Exercise description: Pull out the stretch of the items below from the line containing "What elements are" through the line containing "bar-152 bbox=[485, 247, 488, 355]", copying each line word for word. Leave the pictures out.

Records provided:
= = = = =

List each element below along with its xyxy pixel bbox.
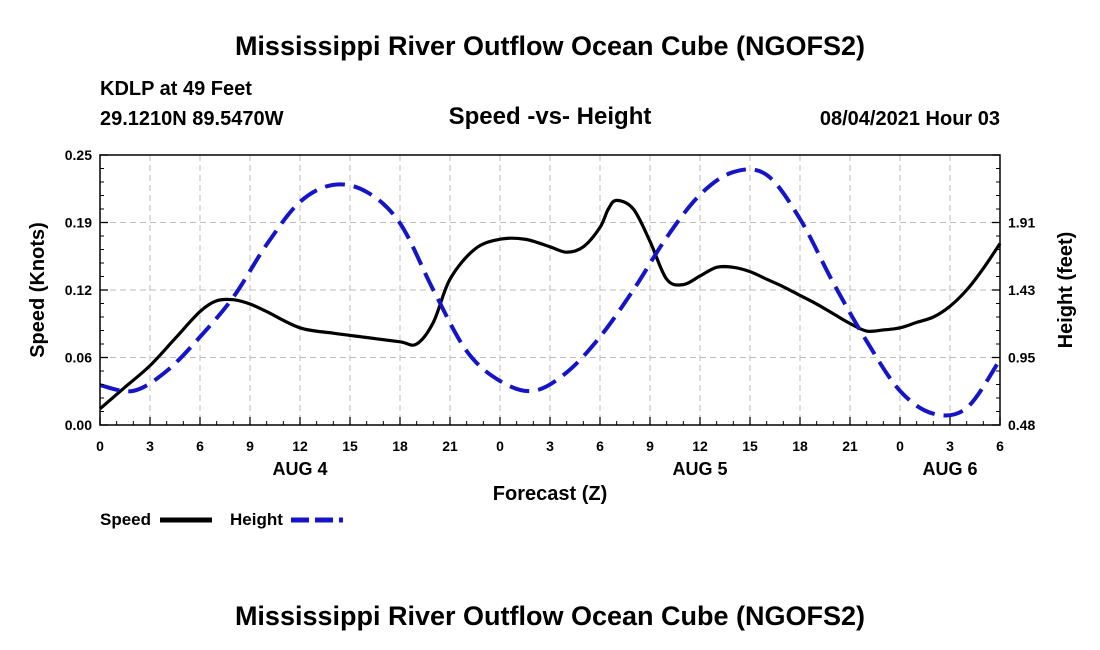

= = = = =

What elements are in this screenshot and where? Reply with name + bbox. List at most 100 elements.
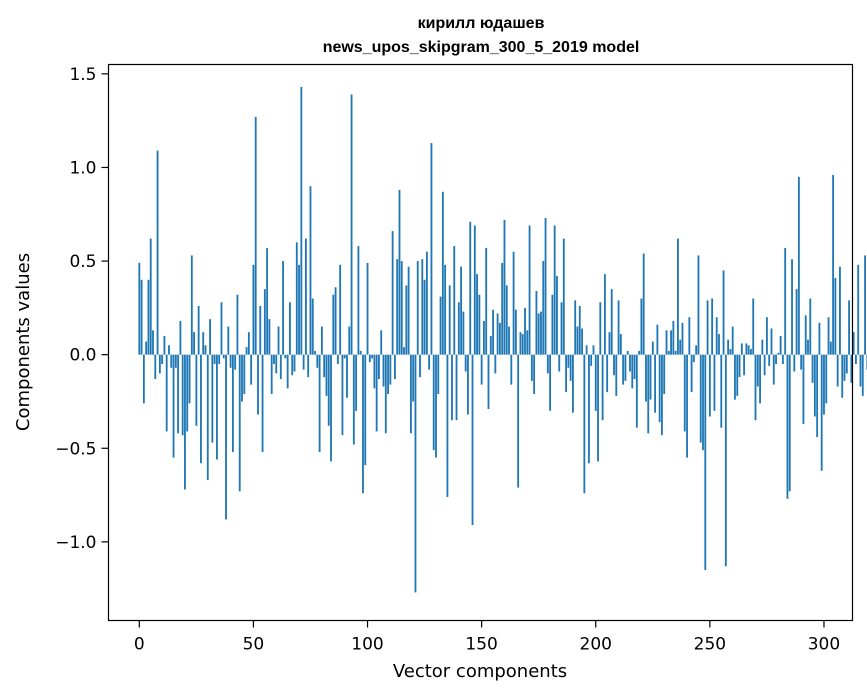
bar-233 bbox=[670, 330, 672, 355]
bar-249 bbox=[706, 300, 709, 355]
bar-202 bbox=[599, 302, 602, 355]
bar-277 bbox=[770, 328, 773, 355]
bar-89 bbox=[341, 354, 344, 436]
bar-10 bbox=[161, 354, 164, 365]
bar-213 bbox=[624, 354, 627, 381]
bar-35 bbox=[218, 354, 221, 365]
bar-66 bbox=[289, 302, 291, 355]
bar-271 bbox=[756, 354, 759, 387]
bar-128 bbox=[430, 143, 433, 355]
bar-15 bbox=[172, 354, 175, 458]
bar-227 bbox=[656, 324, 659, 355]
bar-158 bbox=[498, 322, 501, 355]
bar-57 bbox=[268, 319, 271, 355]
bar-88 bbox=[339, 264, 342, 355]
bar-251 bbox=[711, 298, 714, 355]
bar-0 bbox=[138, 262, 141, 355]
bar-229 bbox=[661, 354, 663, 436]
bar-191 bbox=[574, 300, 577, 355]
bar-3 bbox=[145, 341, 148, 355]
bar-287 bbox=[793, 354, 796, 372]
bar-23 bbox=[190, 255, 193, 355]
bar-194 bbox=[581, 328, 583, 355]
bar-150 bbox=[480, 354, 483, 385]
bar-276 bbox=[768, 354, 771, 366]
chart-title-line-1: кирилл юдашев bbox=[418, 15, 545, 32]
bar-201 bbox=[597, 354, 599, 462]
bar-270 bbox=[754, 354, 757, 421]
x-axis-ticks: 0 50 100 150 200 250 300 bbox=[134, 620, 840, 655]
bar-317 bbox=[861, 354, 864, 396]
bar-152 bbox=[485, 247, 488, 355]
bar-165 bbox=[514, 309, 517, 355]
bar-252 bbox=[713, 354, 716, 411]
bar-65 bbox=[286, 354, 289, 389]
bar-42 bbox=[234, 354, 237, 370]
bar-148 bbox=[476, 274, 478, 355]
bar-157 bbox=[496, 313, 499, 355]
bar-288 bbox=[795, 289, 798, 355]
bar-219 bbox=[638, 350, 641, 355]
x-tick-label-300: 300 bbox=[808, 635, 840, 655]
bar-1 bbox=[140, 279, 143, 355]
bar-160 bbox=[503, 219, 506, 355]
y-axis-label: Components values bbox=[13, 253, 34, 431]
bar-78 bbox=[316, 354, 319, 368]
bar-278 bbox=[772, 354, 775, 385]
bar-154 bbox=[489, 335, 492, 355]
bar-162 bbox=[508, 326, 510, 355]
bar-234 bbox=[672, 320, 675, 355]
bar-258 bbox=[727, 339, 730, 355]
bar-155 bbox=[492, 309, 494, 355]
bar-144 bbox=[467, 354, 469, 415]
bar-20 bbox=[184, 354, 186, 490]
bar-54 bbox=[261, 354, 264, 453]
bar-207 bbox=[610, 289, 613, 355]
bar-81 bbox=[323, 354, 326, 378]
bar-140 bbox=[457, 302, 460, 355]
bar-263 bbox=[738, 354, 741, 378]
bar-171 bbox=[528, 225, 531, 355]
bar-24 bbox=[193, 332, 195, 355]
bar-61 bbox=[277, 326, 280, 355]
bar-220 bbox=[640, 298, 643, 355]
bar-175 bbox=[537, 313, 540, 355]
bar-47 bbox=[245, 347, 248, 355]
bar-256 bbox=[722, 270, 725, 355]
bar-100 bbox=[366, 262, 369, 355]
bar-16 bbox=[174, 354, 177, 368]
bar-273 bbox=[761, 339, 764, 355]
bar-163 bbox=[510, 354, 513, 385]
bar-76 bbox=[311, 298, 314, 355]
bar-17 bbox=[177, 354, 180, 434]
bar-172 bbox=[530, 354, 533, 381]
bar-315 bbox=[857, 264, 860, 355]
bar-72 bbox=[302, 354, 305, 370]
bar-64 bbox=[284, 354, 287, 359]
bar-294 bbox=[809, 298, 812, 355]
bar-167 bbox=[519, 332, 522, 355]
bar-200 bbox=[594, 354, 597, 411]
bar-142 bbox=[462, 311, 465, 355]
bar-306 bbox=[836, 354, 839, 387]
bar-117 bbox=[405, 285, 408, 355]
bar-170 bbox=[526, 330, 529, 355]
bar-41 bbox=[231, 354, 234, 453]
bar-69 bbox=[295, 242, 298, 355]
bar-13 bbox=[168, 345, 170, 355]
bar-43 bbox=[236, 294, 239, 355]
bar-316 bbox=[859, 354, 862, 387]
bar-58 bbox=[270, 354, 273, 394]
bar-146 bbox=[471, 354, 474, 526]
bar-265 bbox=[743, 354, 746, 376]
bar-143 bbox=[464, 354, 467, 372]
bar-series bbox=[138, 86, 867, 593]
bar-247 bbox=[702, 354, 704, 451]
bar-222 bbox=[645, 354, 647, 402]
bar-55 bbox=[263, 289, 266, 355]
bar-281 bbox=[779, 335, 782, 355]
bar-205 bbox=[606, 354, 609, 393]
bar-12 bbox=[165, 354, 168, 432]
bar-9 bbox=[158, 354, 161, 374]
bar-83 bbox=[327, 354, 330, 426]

= = = = =

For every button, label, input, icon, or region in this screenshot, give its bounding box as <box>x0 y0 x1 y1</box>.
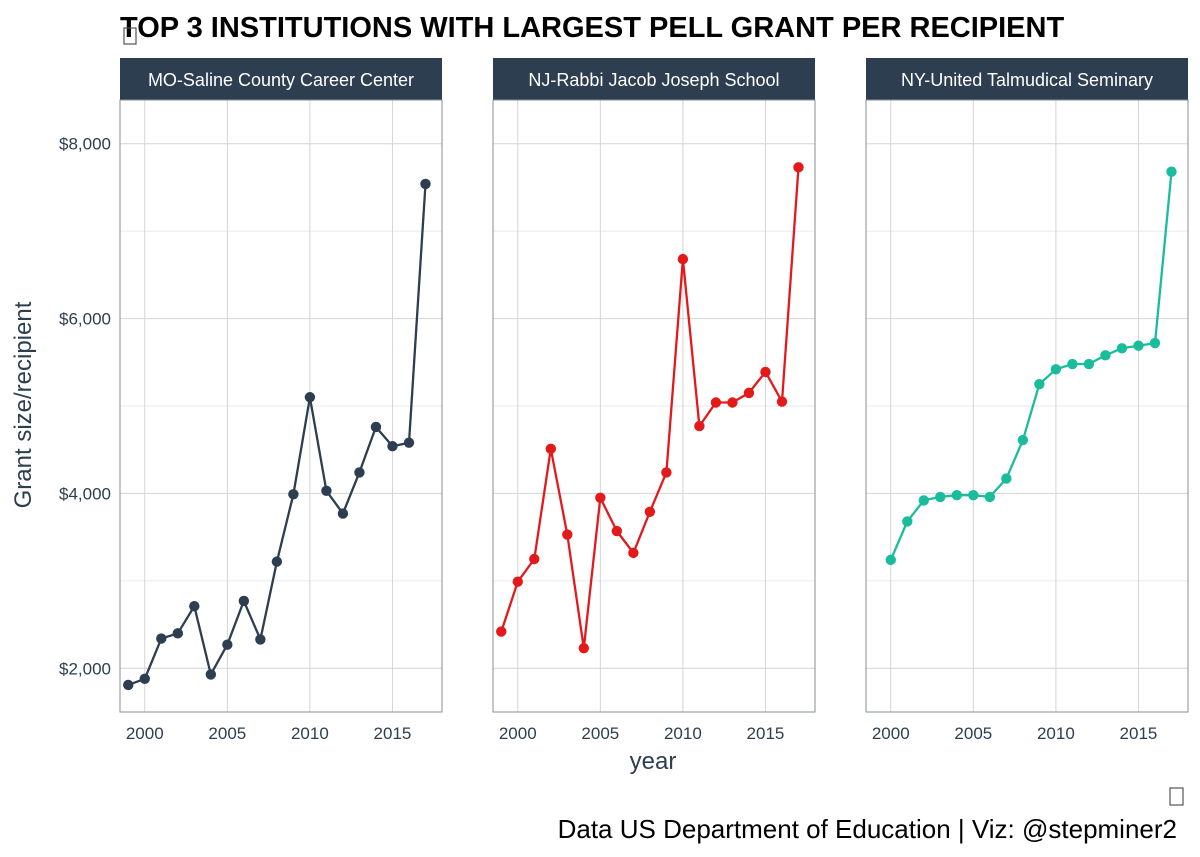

= = = = =

Exercise output:
What elements are in this screenshot and where? Reply with name + bbox. List at most 100 elements.
bar-233 bbox=[670, 330, 672, 355]
bar-249 bbox=[706, 300, 709, 355]
bar-202 bbox=[599, 302, 602, 355]
bar-277 bbox=[770, 328, 773, 355]
bar-89 bbox=[341, 354, 344, 436]
bar-10 bbox=[161, 354, 164, 365]
bar-213 bbox=[624, 354, 627, 381]
bar-35 bbox=[218, 354, 221, 365]
bar-66 bbox=[289, 302, 291, 355]
bar-271 bbox=[756, 354, 759, 387]
bar-128 bbox=[430, 143, 433, 355]
bar-15 bbox=[172, 354, 175, 458]
bar-227 bbox=[656, 324, 659, 355]
bar-158 bbox=[498, 322, 501, 355]
bar-57 bbox=[268, 319, 271, 355]
bar-88 bbox=[339, 264, 342, 355]
bar-251 bbox=[711, 298, 714, 355]
bar-0 bbox=[138, 262, 141, 355]
bar-229 bbox=[661, 354, 663, 436]
bar-191 bbox=[574, 300, 577, 355]
bar-3 bbox=[145, 341, 148, 355]
bar-287 bbox=[793, 354, 796, 372]
bar-23 bbox=[190, 255, 193, 355]
bar-194 bbox=[581, 328, 583, 355]
bar-150 bbox=[480, 354, 483, 385]
bar-276 bbox=[768, 354, 771, 366]
chart-title-line-1: кирилл юдашев bbox=[418, 15, 545, 32]
bar-201 bbox=[597, 354, 599, 462]
bar-270 bbox=[754, 354, 757, 421]
x-axis-ticks: 0 50 100 150 200 250 300 bbox=[134, 620, 840, 655]
bar-317 bbox=[861, 354, 864, 396]
bar-152 bbox=[485, 247, 488, 355]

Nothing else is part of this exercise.